■ Work to be completed ■
Locate every line in the records below that holds the word "take" and return each one.

Dataset items:
<<<<

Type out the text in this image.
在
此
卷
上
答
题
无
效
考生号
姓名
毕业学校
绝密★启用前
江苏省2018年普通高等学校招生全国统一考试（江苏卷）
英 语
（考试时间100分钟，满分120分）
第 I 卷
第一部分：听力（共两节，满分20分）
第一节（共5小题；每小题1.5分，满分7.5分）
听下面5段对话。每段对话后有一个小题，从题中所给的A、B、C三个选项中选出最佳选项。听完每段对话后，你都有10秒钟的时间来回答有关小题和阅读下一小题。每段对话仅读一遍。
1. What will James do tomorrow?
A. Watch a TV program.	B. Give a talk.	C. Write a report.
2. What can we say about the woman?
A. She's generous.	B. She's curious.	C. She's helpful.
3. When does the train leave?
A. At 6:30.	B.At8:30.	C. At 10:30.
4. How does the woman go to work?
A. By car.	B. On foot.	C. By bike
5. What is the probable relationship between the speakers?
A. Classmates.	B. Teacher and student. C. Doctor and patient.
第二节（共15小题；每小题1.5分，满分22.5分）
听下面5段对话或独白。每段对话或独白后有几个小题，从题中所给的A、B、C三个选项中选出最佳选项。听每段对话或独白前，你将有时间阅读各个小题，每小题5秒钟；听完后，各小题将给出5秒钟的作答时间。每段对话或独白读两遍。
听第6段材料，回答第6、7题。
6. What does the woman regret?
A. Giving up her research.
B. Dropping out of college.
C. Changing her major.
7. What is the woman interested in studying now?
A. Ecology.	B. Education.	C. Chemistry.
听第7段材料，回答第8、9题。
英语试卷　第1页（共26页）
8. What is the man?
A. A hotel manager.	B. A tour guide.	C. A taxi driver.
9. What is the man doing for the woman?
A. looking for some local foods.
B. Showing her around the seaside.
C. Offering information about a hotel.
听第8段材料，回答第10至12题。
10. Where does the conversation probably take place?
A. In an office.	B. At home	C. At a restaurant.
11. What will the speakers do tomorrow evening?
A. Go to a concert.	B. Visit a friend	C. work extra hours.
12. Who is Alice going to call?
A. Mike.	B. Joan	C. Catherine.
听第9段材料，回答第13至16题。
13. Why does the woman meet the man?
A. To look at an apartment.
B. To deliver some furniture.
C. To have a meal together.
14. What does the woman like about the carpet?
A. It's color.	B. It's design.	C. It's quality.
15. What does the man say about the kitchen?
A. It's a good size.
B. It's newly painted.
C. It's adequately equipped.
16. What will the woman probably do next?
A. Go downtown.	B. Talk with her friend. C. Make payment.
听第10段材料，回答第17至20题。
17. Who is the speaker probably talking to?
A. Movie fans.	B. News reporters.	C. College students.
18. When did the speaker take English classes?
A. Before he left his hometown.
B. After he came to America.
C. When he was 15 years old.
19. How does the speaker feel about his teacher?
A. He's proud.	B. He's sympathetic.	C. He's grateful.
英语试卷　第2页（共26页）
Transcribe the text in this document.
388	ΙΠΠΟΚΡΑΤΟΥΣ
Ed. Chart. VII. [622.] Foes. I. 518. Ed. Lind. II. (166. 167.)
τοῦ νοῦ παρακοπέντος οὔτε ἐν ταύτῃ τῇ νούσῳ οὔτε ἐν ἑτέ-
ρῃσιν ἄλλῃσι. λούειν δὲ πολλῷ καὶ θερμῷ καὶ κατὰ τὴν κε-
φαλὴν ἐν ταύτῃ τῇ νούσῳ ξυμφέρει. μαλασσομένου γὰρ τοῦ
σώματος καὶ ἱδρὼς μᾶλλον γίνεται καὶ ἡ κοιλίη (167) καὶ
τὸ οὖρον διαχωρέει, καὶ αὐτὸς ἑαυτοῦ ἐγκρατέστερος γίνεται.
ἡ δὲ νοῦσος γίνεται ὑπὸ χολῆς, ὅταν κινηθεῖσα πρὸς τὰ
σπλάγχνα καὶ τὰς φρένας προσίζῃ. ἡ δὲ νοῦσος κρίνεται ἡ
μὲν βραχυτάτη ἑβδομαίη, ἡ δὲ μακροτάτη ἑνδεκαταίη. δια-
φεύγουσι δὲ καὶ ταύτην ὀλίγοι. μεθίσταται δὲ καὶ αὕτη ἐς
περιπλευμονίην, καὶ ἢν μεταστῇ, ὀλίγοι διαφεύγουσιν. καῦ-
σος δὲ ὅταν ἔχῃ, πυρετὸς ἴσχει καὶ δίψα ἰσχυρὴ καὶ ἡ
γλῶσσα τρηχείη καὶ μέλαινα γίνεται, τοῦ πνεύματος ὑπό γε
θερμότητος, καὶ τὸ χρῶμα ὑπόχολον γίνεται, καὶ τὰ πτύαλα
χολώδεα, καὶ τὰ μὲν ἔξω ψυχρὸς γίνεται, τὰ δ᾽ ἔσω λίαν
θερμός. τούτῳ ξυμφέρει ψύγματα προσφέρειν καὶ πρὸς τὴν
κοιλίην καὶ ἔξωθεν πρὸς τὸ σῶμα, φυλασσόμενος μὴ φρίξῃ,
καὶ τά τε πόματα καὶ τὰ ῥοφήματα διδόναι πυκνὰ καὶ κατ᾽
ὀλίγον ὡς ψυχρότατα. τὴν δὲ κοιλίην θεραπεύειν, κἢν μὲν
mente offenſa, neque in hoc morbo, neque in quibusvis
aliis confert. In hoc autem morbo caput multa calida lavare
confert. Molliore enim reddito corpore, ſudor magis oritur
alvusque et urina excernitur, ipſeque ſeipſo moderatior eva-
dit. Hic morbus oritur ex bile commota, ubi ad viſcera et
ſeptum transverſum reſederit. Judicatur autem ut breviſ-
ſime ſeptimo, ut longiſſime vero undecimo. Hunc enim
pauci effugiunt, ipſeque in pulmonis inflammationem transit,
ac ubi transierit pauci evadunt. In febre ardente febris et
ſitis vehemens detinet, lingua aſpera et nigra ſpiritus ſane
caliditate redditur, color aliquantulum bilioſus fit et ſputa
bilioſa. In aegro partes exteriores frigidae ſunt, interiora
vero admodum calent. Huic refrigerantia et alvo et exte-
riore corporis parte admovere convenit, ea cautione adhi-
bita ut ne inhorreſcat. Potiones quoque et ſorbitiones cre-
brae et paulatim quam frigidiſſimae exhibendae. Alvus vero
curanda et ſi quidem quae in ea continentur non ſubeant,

>>>>

■ Finished answer ■
10. Where does the conversation probably take place?
18. When did the speaker take English classes?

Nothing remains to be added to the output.